WHAT YOU SHOULD DO: Look through the data below. Pick out the lines holding the string "type".

DATA SECTION:
+++

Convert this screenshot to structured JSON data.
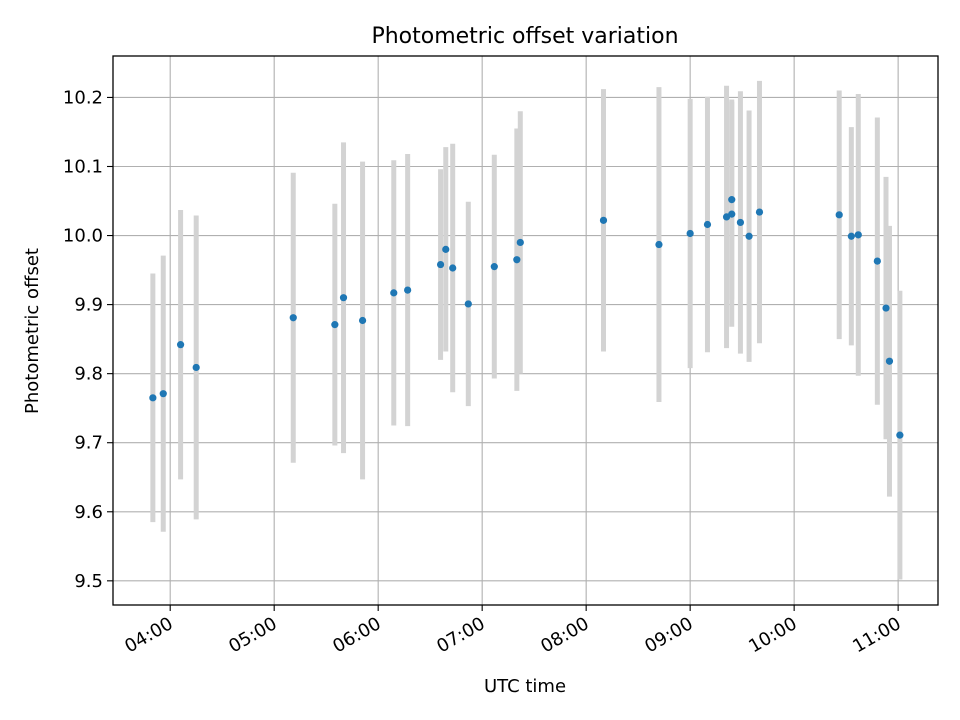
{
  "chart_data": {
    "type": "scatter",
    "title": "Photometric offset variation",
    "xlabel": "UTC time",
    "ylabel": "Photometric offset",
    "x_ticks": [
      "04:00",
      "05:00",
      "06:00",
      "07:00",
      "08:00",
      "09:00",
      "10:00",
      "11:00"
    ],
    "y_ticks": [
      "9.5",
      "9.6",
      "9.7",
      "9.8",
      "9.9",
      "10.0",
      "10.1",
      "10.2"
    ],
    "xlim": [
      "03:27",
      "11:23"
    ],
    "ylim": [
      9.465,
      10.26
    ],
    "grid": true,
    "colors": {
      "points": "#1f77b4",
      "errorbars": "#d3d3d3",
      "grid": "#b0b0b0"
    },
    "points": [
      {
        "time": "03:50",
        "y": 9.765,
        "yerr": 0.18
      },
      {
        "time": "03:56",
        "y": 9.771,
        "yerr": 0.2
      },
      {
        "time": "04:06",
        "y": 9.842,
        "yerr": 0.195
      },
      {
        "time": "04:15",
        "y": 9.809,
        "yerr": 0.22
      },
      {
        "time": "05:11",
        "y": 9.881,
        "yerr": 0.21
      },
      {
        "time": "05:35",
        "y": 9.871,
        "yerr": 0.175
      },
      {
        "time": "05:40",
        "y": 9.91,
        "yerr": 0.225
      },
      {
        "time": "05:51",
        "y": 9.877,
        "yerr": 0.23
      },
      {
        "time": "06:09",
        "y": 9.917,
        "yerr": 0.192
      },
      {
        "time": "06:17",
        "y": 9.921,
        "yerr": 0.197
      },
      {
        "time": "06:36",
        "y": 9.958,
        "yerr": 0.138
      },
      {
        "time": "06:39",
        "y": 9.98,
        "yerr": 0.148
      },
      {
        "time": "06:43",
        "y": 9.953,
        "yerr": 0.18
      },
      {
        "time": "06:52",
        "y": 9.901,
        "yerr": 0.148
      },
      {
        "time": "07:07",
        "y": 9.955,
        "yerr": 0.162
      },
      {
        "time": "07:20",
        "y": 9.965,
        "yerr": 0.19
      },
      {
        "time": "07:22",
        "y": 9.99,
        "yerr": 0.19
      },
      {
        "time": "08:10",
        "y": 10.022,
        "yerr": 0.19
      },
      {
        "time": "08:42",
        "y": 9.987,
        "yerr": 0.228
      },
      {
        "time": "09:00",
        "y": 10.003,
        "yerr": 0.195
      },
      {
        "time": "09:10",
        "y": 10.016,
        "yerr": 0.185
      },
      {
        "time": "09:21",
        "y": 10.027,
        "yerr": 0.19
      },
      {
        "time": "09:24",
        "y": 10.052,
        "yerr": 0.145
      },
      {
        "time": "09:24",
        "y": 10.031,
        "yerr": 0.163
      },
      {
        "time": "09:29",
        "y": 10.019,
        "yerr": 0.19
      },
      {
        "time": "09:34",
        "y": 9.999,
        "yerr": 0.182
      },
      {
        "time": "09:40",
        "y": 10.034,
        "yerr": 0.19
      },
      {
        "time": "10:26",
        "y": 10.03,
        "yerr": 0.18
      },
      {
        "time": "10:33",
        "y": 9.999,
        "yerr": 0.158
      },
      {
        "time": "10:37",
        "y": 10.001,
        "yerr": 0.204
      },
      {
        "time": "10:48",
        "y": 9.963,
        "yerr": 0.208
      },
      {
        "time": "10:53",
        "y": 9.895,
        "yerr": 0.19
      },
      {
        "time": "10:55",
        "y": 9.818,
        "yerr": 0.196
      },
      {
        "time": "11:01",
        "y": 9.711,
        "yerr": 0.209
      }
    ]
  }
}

+++

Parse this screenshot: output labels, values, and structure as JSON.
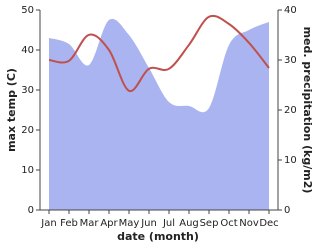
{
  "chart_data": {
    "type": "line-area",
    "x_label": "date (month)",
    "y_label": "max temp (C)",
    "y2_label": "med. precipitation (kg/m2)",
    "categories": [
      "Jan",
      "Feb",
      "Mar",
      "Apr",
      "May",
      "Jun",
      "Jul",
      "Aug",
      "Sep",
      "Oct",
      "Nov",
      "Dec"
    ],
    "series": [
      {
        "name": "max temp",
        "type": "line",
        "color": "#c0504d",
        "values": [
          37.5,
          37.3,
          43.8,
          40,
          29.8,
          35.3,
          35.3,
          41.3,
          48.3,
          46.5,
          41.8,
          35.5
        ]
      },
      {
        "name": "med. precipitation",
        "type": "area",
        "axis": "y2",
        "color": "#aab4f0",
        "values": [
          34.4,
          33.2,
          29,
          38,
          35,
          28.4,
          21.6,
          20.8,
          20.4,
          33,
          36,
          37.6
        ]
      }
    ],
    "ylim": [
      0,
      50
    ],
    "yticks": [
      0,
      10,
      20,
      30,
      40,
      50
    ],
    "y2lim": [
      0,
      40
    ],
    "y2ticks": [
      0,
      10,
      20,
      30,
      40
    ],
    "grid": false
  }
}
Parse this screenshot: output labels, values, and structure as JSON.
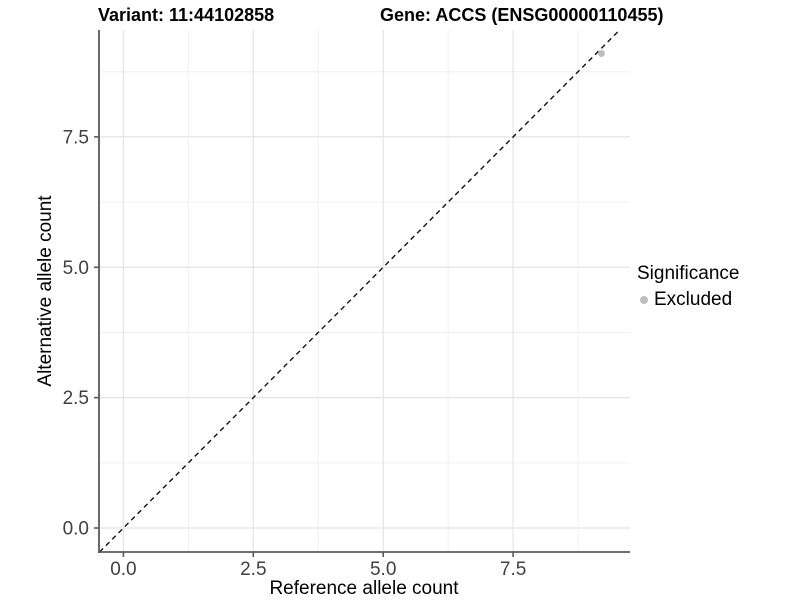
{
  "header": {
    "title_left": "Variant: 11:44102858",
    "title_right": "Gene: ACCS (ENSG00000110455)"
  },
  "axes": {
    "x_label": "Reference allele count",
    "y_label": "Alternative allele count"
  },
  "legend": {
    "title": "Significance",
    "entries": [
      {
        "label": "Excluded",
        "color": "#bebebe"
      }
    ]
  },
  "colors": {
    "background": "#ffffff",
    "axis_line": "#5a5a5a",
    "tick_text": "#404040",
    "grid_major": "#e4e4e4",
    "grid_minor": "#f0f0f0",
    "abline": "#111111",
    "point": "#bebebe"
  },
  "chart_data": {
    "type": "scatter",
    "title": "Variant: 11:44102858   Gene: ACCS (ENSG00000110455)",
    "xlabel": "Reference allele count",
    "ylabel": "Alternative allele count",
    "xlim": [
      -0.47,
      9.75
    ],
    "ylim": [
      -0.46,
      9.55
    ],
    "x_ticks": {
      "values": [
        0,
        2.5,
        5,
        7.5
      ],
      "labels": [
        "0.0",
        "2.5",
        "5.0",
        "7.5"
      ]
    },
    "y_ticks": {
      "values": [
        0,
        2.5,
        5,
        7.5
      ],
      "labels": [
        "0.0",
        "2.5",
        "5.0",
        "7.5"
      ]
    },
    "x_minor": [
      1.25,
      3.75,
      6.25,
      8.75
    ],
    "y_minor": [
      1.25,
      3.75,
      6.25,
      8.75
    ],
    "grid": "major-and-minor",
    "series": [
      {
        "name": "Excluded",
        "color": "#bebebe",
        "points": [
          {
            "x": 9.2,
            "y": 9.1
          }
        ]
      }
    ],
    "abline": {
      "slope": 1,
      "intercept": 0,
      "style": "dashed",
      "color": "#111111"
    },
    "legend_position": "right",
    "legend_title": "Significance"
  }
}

+++

WRITTEN REPLY:
    "type": "scatter",
    "type": "line-area",
        "type": "line",
        "type": "area",
    "type": "scatter",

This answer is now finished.